TASK DIRECTIONS →
In the lung cancer abstract, what tumor type was the JFCR-LC649 cell line established from?

PROVIDED PASSAGE →
────────────────
Introduction: EML4-ALK is a driver oncogene in non-small-cell lung cancer (NSCLC) and has been developed into a promising molecular target for antitumor agents. Although EML4-ALK is reported to be formed by inversion of chromosome 2, other mechanisms of this gene fusion remain unknown. This study aimed to examine the mechanism of EML4-ALK rearrangement using a novel cell line with the EML4-ALK fusion gene.
Methods: An EML4-ALK-positive cell line, termed JFCR-LC649, was established from pleomorphic carcinoma, a rare subtype of NSCLC. We investigated the chromosomal aberrations using fluorescence in situ hybridization and comparative genomic hybridization (CGH). Alectinib/CH5424802, a selective ALK inhibitor, was evaluated in the antitumor activity against JFCR-LC649 in vitro and in vivo xenograft model.
Results: We established an EML4-ALK-positive cell line, termed JFCR-LC649, derived from a patient with NSCLC and revealed that the JFCR-LC649 cells harbor variant 3 of the EML4-ALK fusion with twofold copy number gain. Interestingly, comparative genomic hybridization and metaphase-fluorescence in situ hybridization analysis showed that in addition to two normal chromosome 2, JFCR-LC649 cells contained two aberrant chromosome 2 that were fragmented and scattered. These observations provided the first evidence that EML4-ALK fusion in JFCR-LC649 cells was formed in chromosome 2 by a distinct mechanism of genomic rearrangement, termed chromothripsis. Furthermore, a selective ALK inhibitor alectinib/CH5424802 suppressed tumor growth of the JFCR-LC649 cells through inhibition of phospho-ALK in vitro and in vivo in a xenograft model.
Conclusion: Our results suggested that chromothripsis may be a mechanism of oncogenic rearrangement of EML4-ALK. In addition, alectinib was effective against EML4-ALK-positive tumors with ALK copy number gain mediated by chromothripsis.
────────────────
EXCERPTED DATA →
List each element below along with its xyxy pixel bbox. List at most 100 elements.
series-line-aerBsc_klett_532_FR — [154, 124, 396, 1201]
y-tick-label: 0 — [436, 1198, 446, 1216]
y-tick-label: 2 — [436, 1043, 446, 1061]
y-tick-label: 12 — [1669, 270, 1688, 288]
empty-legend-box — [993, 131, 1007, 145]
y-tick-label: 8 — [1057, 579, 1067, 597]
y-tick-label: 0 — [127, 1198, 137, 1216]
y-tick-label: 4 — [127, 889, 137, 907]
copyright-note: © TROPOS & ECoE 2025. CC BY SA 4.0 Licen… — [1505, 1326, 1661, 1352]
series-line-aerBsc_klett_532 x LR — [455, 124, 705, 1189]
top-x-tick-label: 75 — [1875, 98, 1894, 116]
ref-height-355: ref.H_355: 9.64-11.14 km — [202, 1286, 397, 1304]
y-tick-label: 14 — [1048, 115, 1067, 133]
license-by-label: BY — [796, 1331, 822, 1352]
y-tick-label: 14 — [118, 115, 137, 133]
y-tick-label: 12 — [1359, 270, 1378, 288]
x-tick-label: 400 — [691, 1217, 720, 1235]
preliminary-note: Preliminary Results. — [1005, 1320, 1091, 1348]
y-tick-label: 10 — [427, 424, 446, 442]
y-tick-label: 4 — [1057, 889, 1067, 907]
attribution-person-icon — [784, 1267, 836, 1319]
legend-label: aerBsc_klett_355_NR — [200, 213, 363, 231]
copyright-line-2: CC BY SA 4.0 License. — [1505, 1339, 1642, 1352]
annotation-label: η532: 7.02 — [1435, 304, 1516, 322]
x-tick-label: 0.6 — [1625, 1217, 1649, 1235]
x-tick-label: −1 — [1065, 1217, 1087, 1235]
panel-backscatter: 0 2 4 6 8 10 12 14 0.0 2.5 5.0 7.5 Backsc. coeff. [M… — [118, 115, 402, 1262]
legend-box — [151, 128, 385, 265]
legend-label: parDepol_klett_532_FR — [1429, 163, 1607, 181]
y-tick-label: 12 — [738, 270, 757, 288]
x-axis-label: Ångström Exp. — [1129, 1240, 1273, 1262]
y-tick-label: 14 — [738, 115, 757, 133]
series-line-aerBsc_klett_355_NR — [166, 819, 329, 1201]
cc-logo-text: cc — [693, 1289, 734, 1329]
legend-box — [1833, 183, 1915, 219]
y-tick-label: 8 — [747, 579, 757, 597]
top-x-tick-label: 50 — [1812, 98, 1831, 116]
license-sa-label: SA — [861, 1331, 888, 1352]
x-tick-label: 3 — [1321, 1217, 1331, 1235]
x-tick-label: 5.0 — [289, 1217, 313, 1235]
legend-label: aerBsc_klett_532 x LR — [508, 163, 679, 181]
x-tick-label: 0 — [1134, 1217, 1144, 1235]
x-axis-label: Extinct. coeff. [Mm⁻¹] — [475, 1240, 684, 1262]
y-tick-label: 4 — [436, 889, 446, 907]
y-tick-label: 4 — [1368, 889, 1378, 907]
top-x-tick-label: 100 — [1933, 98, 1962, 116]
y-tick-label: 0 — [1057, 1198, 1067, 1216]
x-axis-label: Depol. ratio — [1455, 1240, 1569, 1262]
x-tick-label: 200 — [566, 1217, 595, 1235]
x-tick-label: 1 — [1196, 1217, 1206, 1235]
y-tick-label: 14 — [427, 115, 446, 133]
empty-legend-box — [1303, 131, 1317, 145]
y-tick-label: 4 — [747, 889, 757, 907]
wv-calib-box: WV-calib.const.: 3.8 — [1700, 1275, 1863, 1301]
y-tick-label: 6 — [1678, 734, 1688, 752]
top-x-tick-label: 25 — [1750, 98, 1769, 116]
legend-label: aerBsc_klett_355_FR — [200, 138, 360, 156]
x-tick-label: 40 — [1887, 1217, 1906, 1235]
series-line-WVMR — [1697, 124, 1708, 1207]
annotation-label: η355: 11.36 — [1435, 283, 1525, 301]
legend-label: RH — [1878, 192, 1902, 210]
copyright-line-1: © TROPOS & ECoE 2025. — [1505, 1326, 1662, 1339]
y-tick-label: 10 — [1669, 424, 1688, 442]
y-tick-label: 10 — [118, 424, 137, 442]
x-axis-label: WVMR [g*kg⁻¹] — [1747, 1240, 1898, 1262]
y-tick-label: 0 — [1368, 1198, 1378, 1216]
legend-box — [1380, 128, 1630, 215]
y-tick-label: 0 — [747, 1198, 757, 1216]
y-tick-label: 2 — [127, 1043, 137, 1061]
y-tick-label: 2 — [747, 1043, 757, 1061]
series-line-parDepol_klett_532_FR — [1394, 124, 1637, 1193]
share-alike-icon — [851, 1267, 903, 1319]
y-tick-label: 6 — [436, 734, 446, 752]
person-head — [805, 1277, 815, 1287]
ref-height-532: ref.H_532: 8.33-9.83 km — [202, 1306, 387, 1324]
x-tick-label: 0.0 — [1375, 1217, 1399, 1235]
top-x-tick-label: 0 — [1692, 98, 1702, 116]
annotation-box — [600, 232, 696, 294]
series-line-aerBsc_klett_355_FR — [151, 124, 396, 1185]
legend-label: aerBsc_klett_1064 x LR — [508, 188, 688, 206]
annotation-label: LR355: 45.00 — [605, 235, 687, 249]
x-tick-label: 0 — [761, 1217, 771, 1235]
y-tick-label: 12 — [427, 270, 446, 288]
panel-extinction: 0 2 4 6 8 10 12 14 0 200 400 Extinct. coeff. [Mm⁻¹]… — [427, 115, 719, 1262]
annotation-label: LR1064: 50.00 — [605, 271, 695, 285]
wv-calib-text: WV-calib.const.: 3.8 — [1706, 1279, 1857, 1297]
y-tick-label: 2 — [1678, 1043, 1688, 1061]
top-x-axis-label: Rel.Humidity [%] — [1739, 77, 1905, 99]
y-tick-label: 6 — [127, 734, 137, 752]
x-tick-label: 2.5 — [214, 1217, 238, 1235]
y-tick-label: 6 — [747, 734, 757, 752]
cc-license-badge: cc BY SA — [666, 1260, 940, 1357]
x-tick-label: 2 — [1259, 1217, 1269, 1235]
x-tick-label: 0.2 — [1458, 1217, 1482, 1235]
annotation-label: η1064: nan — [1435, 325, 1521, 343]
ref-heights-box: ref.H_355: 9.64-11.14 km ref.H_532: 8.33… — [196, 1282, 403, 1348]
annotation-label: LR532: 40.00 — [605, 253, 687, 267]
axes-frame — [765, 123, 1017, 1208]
────────────────
PROBLEM SOLUTION →
Pleomorphic carcinoma, a rare subtype of non-small-cell lung cancer.